- [PROBLEM DETAILS] Locate every line in the records below that holds the word "spread" and return each one.

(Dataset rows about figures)
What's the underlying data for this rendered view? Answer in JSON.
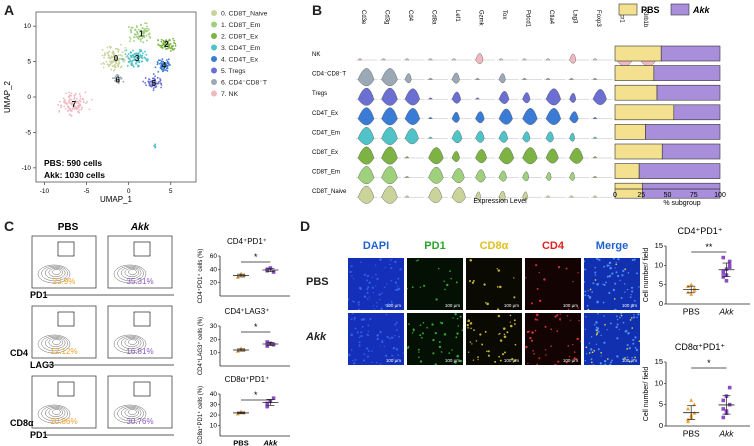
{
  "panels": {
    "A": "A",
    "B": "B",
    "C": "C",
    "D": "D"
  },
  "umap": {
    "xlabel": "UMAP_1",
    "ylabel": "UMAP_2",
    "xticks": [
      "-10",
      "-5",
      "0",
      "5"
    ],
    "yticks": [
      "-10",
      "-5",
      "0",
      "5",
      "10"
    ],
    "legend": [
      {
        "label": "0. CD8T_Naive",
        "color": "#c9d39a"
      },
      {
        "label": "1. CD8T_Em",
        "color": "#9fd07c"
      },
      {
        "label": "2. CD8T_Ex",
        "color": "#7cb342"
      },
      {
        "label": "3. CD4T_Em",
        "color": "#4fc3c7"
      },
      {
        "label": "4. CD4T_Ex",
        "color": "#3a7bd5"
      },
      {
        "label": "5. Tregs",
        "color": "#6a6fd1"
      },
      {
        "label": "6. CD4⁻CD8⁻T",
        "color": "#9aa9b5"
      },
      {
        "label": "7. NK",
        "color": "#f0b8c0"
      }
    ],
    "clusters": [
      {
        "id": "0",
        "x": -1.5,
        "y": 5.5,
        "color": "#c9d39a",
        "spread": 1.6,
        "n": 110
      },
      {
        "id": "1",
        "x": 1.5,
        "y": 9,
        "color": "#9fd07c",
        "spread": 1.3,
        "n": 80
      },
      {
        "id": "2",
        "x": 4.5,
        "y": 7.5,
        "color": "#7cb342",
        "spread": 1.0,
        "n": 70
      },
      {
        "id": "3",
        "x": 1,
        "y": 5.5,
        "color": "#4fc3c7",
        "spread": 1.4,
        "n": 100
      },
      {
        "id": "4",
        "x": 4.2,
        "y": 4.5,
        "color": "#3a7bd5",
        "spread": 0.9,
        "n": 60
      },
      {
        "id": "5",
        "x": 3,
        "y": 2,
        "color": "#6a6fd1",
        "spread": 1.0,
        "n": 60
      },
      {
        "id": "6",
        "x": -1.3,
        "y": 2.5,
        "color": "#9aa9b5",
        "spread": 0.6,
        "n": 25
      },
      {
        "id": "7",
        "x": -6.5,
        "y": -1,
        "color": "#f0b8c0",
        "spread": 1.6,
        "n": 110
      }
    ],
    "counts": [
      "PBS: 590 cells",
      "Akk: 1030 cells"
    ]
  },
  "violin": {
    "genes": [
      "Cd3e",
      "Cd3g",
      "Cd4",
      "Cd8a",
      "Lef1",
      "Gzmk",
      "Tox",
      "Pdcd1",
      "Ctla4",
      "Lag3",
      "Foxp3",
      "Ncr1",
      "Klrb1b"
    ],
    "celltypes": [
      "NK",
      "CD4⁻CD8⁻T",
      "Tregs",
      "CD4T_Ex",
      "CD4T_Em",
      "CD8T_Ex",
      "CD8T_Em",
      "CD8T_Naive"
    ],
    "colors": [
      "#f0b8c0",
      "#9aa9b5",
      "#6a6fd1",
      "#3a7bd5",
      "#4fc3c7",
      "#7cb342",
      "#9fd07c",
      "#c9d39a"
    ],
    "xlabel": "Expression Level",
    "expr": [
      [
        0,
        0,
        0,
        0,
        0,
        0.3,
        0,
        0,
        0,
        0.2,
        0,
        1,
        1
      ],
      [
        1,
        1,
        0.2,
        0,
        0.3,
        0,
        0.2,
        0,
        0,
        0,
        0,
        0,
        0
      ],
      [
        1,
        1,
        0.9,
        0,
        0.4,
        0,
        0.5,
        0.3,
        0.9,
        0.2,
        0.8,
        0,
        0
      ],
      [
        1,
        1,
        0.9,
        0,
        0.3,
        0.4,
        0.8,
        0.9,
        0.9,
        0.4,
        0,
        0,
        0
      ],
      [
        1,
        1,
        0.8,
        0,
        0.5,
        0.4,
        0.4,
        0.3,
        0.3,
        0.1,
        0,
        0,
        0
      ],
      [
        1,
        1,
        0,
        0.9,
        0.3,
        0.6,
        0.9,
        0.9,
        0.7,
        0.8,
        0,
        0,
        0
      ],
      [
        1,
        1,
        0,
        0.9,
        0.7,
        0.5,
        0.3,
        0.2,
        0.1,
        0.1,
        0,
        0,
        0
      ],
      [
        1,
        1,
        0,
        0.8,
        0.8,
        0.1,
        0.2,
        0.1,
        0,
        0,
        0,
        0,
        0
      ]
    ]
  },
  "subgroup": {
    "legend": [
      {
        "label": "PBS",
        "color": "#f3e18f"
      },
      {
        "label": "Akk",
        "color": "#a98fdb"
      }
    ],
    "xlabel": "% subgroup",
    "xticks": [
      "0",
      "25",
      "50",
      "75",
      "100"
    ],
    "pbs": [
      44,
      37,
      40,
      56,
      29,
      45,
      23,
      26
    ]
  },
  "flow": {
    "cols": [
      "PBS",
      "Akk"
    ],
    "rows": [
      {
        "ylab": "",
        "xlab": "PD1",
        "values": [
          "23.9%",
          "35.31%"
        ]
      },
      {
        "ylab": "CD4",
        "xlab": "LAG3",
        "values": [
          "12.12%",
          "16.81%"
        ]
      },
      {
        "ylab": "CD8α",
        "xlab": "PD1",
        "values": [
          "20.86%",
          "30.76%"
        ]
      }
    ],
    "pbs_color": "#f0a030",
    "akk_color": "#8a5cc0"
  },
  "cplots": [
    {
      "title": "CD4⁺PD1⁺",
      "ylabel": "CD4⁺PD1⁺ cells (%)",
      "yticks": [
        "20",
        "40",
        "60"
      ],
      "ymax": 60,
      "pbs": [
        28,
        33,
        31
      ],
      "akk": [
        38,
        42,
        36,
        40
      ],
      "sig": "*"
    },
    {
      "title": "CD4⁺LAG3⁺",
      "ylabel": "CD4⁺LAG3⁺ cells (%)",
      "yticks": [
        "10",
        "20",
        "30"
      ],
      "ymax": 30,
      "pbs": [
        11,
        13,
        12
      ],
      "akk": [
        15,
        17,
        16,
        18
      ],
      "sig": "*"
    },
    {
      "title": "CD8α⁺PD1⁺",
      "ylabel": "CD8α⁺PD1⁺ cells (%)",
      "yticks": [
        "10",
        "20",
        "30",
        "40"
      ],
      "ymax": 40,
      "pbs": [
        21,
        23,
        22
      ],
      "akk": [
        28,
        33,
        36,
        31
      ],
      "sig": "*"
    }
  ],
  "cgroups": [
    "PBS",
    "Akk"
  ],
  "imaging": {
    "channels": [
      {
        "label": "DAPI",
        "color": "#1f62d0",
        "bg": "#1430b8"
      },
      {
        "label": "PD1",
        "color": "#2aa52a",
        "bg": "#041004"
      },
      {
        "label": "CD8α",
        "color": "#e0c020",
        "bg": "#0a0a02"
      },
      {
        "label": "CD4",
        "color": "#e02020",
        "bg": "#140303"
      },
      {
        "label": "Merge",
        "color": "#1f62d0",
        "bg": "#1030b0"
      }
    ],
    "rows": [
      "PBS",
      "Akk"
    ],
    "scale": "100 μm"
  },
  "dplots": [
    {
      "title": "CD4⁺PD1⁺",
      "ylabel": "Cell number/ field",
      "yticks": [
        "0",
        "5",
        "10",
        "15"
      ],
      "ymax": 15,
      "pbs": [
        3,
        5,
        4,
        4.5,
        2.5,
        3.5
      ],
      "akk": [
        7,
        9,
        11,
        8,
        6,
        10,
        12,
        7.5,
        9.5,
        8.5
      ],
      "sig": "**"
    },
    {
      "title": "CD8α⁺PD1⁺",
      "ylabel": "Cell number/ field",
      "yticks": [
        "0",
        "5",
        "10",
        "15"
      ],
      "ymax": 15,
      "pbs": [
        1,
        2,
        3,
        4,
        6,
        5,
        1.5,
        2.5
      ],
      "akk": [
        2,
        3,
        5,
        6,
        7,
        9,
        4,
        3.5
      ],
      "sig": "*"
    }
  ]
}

---

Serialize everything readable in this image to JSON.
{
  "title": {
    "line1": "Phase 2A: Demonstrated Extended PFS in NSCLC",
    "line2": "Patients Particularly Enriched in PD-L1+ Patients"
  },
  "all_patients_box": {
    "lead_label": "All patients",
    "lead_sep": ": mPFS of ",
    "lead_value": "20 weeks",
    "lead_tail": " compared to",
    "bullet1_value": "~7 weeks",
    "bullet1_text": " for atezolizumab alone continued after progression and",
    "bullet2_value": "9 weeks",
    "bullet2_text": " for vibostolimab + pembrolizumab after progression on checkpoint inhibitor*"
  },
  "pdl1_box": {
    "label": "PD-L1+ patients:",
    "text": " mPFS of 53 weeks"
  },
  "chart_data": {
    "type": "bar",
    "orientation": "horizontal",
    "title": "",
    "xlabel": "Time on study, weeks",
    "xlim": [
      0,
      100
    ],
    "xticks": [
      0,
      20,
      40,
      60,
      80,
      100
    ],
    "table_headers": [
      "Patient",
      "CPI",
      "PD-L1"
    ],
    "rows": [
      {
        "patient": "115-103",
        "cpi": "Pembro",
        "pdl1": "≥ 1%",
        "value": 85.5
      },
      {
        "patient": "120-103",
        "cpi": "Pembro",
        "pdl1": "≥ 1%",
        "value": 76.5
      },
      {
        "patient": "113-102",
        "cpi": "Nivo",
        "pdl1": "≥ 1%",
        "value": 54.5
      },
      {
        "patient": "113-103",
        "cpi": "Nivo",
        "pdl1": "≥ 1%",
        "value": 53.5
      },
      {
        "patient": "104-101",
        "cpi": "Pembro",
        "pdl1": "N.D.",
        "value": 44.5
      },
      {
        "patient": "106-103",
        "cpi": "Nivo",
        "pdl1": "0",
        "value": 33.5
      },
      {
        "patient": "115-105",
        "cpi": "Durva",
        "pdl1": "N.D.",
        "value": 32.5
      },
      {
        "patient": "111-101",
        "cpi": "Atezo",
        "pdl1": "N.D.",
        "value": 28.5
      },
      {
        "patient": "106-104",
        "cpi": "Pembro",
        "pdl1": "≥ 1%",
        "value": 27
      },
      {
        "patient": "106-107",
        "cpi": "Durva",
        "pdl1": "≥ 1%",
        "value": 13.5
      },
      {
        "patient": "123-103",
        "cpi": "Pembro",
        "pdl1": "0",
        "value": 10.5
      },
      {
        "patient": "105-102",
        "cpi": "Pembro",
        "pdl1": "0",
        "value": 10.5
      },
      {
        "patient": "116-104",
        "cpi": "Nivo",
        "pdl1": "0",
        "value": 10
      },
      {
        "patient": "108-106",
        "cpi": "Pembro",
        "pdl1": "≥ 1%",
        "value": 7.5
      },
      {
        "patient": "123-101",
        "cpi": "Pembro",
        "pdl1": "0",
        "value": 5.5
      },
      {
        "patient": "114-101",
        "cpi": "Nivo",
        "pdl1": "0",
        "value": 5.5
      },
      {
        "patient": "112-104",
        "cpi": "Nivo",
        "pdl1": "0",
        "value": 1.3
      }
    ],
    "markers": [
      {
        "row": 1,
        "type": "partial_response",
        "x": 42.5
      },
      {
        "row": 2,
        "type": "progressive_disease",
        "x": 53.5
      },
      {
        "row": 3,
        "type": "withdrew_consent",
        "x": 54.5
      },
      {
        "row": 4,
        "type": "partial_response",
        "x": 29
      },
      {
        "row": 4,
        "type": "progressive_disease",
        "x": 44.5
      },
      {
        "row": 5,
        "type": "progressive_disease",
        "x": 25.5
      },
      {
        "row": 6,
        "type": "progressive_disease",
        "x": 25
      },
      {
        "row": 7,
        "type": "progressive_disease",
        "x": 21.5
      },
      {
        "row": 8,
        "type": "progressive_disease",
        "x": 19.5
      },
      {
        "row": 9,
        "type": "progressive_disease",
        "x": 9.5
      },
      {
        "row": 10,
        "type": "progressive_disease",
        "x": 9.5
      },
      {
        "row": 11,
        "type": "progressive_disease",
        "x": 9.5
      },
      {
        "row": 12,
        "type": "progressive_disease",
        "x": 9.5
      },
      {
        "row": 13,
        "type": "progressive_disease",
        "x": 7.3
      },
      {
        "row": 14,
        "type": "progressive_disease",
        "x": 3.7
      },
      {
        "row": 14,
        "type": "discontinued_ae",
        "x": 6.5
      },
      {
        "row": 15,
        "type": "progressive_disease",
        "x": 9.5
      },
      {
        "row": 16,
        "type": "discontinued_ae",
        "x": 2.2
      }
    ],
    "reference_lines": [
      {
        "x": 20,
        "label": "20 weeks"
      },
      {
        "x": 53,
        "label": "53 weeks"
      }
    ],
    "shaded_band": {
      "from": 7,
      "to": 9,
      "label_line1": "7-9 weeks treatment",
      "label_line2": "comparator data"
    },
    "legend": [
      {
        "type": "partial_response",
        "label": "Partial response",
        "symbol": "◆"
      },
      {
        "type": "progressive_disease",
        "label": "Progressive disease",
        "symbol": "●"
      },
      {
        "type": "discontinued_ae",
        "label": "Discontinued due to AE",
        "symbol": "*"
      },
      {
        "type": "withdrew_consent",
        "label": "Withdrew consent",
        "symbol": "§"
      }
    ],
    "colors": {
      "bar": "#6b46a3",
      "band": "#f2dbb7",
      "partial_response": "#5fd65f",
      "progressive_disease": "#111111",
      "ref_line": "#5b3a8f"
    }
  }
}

- [RESULT]
        "spread": 1.6,
        "spread": 1.3,
        "spread": 1.0,
        "spread": 1.4,
        "spread": 0.9,
        "spread": 1.0,
        "spread": 0.6,
        "spread": 1.6,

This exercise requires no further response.